#### Goal
Search the records below for the word "learning". Pull out each line that has it.

==================================================

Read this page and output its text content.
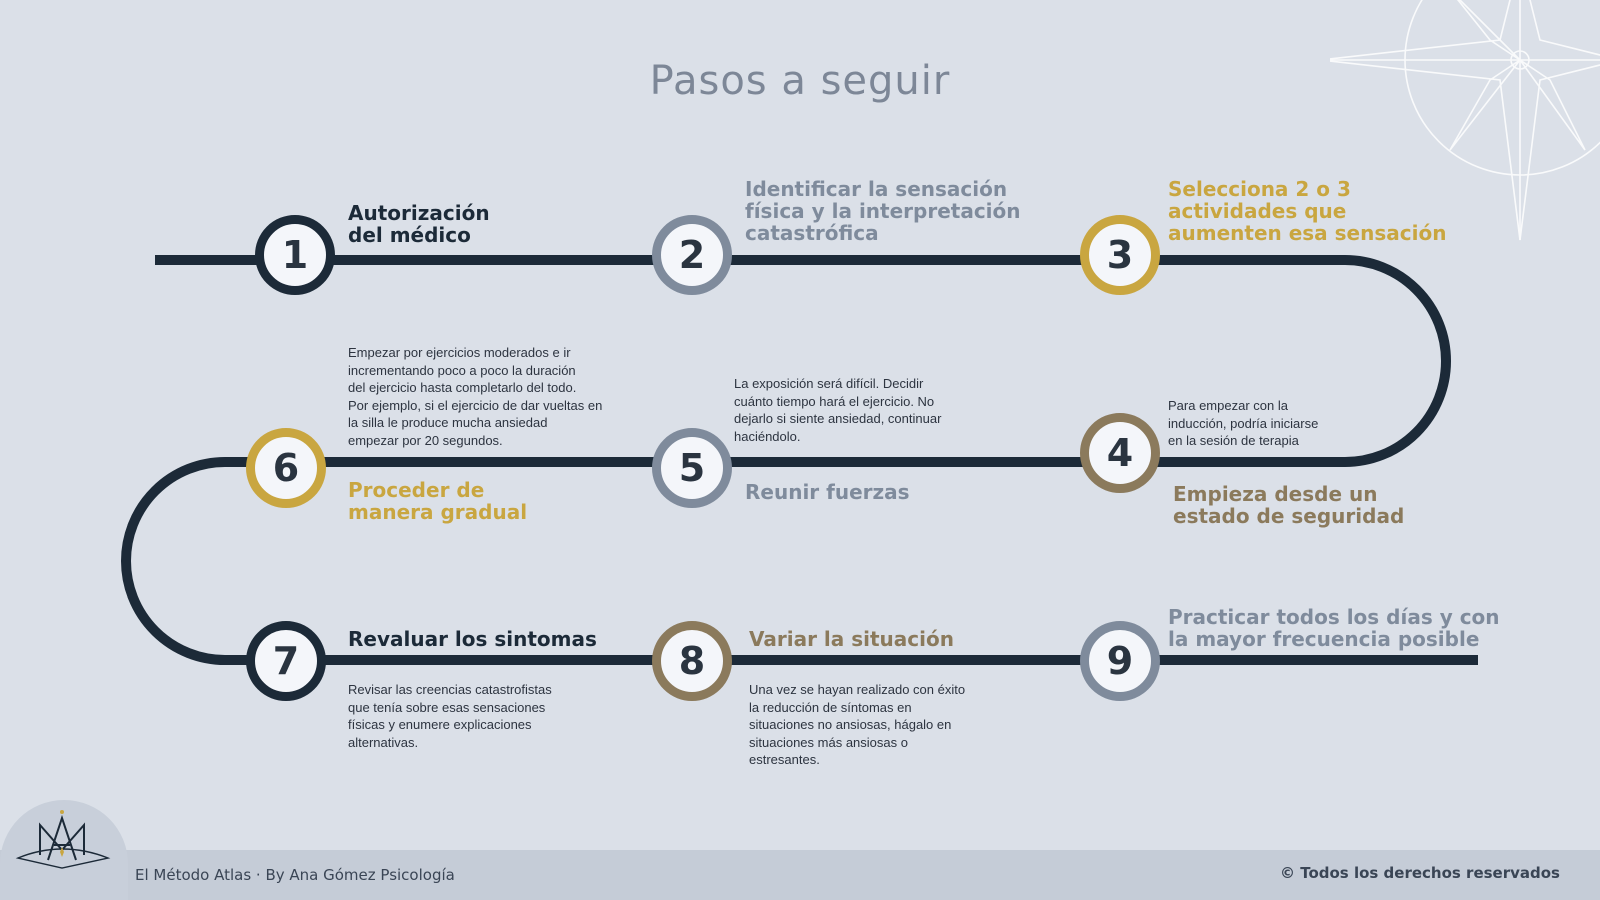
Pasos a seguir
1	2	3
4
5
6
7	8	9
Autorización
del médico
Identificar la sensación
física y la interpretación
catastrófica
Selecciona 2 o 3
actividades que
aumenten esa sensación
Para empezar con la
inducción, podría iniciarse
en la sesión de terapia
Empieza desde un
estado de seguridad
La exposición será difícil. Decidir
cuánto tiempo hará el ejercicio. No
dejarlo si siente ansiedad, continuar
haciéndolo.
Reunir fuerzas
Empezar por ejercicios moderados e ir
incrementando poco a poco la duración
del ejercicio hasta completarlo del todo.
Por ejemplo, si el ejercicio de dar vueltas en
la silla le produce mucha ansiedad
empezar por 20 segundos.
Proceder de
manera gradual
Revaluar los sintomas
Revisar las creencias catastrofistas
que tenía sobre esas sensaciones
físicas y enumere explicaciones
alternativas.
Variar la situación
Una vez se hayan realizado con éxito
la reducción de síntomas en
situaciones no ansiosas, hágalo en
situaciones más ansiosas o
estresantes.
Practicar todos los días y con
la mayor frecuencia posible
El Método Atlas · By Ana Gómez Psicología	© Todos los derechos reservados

==================================================

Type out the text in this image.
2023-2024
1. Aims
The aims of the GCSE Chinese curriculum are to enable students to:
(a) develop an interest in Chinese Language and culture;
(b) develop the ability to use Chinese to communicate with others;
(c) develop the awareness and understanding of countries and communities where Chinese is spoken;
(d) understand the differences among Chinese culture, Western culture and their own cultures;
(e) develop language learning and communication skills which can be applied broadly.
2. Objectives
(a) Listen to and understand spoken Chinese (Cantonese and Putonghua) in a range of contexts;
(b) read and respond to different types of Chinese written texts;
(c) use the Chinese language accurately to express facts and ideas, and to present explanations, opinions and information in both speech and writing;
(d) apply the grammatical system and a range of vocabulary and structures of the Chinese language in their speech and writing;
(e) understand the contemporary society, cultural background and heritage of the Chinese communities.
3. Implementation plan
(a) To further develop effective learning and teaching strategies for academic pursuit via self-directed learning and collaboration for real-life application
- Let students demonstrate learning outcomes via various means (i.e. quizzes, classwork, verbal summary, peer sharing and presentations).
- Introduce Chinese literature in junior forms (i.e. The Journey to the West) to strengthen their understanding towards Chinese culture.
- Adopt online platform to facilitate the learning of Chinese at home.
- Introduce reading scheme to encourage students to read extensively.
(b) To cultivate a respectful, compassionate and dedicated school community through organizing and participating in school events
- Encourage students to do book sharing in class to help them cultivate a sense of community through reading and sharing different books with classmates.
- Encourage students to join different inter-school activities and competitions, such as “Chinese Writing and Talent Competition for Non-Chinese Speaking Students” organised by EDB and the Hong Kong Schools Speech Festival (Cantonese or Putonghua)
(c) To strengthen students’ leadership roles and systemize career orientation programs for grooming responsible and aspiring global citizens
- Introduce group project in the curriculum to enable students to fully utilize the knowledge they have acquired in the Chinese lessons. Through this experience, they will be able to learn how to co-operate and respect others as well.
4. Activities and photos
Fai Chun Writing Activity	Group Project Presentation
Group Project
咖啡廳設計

==================================================

#### Output for this exercise
(e) develop language learning and communication skills which can be applied broadly.
(a) To further develop effective learning and teaching strategies for academic pursuit via self-directed learning and collaboration for real-life application
- Let students demonstrate learning outcomes via various means (i.e. quizzes, classwork, verbal summary, peer sharing and presentations).
- Adopt online platform to facilitate the learning of Chinese at home.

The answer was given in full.